Information provided
[BEGIN]

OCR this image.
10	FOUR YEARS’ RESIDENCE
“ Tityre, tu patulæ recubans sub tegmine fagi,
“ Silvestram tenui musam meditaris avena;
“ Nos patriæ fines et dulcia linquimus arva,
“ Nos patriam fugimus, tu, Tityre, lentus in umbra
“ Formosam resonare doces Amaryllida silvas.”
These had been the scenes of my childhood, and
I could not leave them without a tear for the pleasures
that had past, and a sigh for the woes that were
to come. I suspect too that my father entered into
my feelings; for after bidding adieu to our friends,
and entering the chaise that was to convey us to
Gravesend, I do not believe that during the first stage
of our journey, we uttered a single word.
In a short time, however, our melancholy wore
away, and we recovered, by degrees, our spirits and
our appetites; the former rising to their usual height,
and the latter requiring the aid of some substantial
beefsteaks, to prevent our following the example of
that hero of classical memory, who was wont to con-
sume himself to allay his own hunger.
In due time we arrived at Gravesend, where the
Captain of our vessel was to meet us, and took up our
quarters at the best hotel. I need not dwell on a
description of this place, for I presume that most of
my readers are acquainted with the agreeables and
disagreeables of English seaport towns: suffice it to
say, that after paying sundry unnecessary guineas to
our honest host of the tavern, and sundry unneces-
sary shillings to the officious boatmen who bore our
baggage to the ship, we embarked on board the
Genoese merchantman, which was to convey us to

[END]

Goal
Look through the material above and work out how many of its lines contain "sundry". State the number only.

Result for this task
2